# INSTRUCTIONS TO FOLLOW:
Determine the count of lines holding the string "亦作留念". Return only the number.

# RECORDS FOR THIS TASK:
───
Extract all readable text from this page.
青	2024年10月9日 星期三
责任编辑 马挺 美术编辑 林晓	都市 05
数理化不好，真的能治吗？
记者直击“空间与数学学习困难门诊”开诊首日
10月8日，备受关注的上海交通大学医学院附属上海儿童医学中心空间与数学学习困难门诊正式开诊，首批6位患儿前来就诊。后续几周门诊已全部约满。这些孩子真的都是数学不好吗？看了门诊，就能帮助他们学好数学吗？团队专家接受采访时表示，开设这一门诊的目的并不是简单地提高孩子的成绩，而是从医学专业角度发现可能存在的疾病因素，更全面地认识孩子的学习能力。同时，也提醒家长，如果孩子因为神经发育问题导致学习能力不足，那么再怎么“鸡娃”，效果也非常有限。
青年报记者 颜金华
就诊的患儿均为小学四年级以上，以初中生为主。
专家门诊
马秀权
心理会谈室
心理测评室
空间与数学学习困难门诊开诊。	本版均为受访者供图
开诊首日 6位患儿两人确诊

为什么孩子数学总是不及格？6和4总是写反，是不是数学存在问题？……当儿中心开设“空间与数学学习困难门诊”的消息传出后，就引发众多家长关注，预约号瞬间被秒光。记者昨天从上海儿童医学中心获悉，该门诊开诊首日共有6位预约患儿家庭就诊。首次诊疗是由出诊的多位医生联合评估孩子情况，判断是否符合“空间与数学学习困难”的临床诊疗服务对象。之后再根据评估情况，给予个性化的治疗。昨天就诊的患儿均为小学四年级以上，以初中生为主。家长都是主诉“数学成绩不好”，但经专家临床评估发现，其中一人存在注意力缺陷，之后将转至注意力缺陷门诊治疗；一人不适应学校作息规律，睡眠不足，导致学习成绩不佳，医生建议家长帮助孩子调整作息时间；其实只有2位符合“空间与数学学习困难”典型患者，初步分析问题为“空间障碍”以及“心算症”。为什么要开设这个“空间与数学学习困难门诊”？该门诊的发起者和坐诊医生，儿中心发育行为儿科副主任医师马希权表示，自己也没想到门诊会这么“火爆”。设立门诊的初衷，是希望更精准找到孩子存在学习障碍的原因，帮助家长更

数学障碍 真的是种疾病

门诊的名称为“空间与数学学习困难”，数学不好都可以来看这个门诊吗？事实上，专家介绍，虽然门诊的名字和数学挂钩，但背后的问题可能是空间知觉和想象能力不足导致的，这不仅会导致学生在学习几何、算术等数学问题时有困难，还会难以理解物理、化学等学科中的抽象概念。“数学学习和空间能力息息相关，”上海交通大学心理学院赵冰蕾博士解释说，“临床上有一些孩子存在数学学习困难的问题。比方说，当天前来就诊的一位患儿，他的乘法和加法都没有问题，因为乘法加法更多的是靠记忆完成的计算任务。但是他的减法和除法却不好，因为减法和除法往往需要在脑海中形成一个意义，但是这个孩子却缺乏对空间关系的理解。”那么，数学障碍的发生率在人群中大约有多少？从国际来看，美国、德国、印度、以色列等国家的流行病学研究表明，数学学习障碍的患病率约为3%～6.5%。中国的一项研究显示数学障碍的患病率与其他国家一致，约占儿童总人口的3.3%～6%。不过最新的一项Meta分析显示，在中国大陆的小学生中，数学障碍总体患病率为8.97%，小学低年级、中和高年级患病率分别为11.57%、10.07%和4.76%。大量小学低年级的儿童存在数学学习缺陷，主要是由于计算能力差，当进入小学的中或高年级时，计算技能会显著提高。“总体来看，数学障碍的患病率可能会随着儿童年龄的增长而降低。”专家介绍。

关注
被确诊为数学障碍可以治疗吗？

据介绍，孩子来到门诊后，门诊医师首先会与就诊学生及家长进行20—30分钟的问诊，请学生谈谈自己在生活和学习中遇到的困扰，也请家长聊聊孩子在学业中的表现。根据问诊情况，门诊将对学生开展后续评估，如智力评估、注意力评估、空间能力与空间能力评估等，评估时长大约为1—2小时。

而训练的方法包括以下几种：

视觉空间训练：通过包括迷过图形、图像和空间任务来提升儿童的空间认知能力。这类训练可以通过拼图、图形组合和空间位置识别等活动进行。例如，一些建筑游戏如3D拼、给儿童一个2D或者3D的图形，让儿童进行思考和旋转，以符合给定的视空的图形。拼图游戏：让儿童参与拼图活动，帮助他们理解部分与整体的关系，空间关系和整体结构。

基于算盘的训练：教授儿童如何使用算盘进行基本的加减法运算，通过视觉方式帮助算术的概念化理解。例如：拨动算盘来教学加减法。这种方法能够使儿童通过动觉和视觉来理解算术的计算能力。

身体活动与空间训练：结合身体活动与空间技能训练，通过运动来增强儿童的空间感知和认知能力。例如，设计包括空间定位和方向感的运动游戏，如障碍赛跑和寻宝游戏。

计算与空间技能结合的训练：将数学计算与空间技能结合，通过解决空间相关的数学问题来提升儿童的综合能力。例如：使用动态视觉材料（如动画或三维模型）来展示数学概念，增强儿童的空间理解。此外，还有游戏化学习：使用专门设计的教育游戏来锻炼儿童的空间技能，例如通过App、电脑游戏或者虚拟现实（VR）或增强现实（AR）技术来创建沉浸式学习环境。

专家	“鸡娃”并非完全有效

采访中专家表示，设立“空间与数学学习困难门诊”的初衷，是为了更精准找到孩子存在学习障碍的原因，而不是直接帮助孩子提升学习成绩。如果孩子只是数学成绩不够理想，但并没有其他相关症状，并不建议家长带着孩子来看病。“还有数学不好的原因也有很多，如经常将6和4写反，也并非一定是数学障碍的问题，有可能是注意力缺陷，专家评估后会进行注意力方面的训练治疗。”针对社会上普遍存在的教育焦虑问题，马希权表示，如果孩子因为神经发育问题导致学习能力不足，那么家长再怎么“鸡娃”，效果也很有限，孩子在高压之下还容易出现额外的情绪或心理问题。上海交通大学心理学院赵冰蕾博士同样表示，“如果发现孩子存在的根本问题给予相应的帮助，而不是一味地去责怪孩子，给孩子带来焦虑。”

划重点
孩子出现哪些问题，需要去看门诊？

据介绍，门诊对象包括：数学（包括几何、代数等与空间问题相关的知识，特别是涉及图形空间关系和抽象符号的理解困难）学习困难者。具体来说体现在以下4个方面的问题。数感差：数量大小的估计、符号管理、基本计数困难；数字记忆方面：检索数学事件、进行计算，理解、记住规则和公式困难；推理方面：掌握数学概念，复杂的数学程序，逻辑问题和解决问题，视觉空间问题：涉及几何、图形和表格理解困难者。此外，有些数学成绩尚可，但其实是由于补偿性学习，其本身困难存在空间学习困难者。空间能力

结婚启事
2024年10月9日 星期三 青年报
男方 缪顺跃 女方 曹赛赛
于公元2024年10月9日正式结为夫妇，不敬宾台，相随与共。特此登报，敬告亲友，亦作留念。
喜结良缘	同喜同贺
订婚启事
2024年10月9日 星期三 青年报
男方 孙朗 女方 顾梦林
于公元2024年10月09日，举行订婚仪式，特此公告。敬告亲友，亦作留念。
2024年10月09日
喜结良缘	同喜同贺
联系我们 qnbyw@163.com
───
# OUTPUT FOR THIS EXERCISE:
2